=== EXTRACTED DATA ===
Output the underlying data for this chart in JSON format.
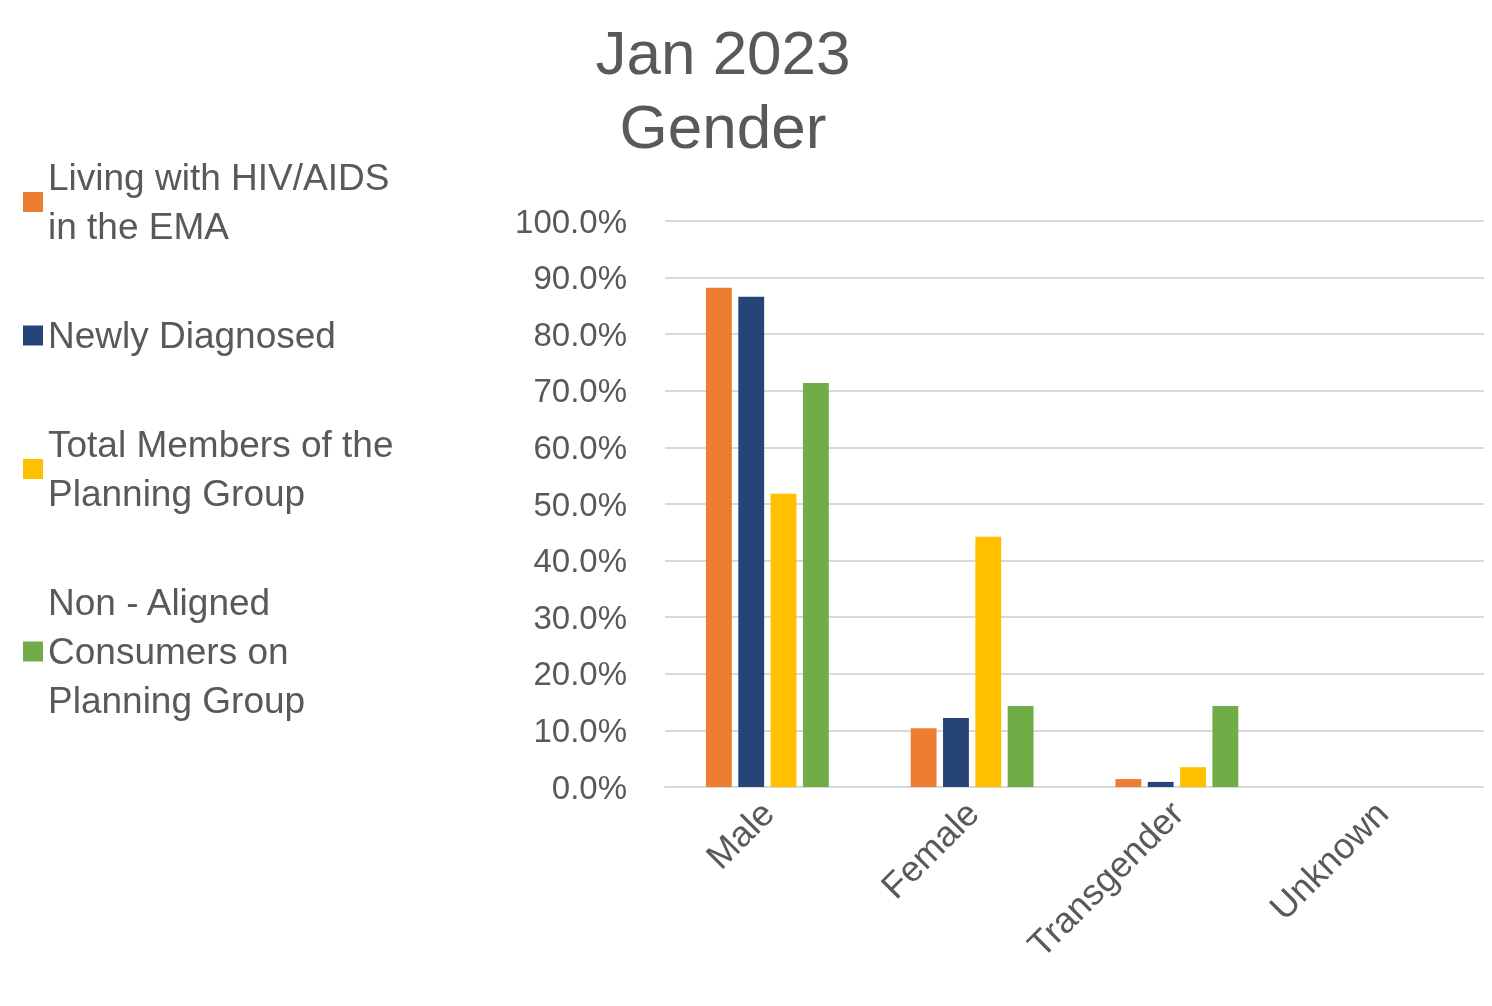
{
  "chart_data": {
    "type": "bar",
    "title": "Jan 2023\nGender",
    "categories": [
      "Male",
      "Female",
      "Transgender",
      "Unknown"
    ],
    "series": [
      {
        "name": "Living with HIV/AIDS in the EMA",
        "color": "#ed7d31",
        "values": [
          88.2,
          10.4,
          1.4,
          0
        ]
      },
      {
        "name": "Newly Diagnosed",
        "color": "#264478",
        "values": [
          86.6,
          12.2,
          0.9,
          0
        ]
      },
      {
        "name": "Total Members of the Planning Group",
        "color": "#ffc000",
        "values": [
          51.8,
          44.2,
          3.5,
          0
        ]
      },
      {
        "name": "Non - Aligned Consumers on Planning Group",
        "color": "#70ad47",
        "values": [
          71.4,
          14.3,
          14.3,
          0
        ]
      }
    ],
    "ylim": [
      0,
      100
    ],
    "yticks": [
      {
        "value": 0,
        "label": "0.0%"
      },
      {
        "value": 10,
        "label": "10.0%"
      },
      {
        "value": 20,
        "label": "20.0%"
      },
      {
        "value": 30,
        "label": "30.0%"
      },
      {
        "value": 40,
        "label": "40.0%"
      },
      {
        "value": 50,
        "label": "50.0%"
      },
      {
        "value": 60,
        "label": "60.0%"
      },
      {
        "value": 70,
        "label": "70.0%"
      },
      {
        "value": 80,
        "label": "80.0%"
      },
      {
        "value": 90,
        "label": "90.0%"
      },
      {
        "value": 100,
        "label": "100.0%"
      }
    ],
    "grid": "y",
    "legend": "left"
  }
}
===
Repeat every record above exactly, but leave out any pictures.

Output the underlying data for this chart in JSON format.
{
  "chart_data": {
    "type": "bar",
    "title": "Jan 2023\nGender",
    "categories": [
      "Male",
      "Female",
      "Transgender",
      "Unknown"
    ],
    "series": [
      {
        "name": "Living with HIV/AIDS in the EMA",
        "color": "#ed7d31",
        "values": [
          88.2,
          10.4,
          1.4,
          0
        ]
      },
      {
        "name": "Newly Diagnosed",
        "color": "#264478",
        "values": [
          86.6,
          12.2,
          0.9,
          0
        ]
      },
      {
        "name": "Total Members of the Planning Group",
        "color": "#ffc000",
        "values": [
          51.8,
          44.2,
          3.5,
          0
        ]
      },
      {
        "name": "Non - Aligned Consumers on Planning Group",
        "color": "#70ad47",
        "values": [
          71.4,
          14.3,
          14.3,
          0
        ]
      }
    ],
    "ylim": [
      0,
      100
    ],
    "yticks": [
      {
        "value": 0,
        "label": "0.0%"
      },
      {
        "value": 10,
        "label": "10.0%"
      },
      {
        "value": 20,
        "label": "20.0%"
      },
      {
        "value": 30,
        "label": "30.0%"
      },
      {
        "value": 40,
        "label": "40.0%"
      },
      {
        "value": 50,
        "label": "50.0%"
      },
      {
        "value": 60,
        "label": "60.0%"
      },
      {
        "value": 70,
        "label": "70.0%"
      },
      {
        "value": 80,
        "label": "80.0%"
      },
      {
        "value": 90,
        "label": "90.0%"
      },
      {
        "value": 100,
        "label": "100.0%"
      }
    ],
    "grid": "y",
    "legend": "left"
  }
}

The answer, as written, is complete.